# Nipping turns to biting to hanging on for dear life...



## Kate1 (Jul 11, 2013)

Help - Flossie (11.5 weeks) gets over excited for no reason and when she does she grabs anything she can - my jeans flare, jumper, sleeve, me, my hair and will not let go.

I am teaching 'wrong' and sometimes it works and she stops but mostly she is in such a state she just keeps tugging.

Please help. She is the same with the poo bags - they become a game of tug-o-war.

I have tried turning away and stopping still (sometimes if she has a sleeve I cant do that)

I have tried saying 'wrong' and pointing at the floor.

I have tried swapping me for a toy - sometimes it works.

Please help. My lovely clothes are now being destroyed and I am covered in bruises - not helped by my heart meds for my stent - but I look like Jon has been beating me up.

Other than that she is of course a delight but it is getting me down... thanks  Kate


----------



## wellerfeller (Jul 12, 2011)

Oh you poor thing! As someone said earlier I DO think Cockapoo puppies are hard work compared to other breeds but don't worry it doesn't last forever and they are the best dogs ( once puppyhood is over) lol. I would keep doing as you are, consistency is key. Se must get no reward for her behaviour and just wear holey clothes for a few months, say you have a puppy, it explains everything! It's all normal and she will grow out of it, I promise


----------



## tessybear (May 1, 2011)

Yes like Karen says lots of us have been through the same. Dexter used to hang onto my clothes when he was young and was very defiant when I told him off. Now he is the gentlest most obedient dog.


----------



## Lottierachel (Mar 3, 2013)

Often when they get really hyperactive and bitey, they are in fact over tired. Puppies need a huge amount of sleep - more than they realise!

A well rested puppy is usually a calmer puppy  

Keep in your head that you will come out of the other side. I totally had the puppy blues and found it really hard. Tilly is now 8 months old and life is so much easier!

X


----------



## Lexi&Beemer (May 5, 2013)

I used a rope tug toy. The one I had had a handle. Lexi used to hang on and enjoyed being dragged around. Beemer likes to chase as I moved it around. From your puppies perspective you are way more fun than that toy that doesn't do anything but sit there. 


Sent from my iPhone using Tapatalk 2


----------



## AliAlfie (Jul 29, 2013)

I feel for you, I really do, I've got a fair few holes in some of my clothes too, and like you, the poo-bags/paper I try to use to clean up/pick up are apparently THE most exciting things to grab onto, chew and try to swallow (according to my 2 anyway.) I find the over-excitable nipping hard too, when they are manic they play but bark and growl as they play, and my kids don't like it, I think it scares my youngest 2 (just gets on my oldest son's nerves.  )
■ ■ ■ ■ ■
— Tasks to perform —
A: Answer these questions about the puppy biting thread:
(i) How old is Flossie?
(ii) What does one reply say is often the real cause when puppies get hyperactive and bitey?
(iii) What kind of toy did the poster with Lexi and Beemer use?
B: In one to three sentences, explain why one reply in the puppy biting thread recommends making sure the puppy gets plenty of sleep.

Element placement data
■ ■ ■ ■ ■
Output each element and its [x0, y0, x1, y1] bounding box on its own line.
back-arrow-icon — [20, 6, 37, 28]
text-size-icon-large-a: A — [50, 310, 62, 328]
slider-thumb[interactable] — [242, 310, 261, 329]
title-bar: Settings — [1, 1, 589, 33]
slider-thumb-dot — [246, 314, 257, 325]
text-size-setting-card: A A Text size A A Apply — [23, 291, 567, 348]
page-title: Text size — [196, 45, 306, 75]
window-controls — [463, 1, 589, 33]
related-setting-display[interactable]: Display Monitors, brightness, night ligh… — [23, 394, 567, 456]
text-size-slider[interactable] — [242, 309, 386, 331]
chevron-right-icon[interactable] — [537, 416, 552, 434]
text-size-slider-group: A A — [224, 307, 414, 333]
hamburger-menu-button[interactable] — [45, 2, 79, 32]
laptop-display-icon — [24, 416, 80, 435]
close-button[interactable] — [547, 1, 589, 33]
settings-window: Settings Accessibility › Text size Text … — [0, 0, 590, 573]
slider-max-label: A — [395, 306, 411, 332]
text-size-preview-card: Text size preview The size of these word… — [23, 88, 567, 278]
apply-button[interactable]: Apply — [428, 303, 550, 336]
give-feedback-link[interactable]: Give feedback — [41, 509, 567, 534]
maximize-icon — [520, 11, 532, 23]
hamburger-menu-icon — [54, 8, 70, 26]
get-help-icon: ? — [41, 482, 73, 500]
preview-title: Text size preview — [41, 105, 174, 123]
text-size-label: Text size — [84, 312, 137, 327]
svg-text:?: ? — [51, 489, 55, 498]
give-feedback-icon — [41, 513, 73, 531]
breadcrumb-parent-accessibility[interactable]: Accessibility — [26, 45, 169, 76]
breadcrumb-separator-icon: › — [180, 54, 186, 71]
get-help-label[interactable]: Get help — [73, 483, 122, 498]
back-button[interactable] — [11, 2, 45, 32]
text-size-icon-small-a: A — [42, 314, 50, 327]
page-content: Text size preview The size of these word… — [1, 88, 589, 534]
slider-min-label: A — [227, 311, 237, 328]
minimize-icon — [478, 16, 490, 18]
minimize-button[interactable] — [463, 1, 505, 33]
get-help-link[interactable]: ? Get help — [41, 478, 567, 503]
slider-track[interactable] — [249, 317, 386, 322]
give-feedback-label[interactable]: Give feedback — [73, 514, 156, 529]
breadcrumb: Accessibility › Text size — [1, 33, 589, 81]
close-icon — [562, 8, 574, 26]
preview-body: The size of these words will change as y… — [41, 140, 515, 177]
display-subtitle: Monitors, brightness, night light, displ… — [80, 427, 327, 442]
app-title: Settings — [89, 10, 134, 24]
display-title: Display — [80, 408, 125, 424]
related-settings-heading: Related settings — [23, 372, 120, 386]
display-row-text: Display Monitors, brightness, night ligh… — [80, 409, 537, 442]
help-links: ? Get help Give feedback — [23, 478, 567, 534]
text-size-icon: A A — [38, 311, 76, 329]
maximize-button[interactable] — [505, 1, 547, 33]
■ ■ ■ ■ ■
— Expected outputs —
A:
(i) 11.5 weeks.
(ii) They are over tired.
(iii) A rope tug toy with a handle.

B: When puppies get really hyperactive and bitey, they are often over tired, and they need a huge amount of sleep. A well rested puppy is usually a calmer puppy.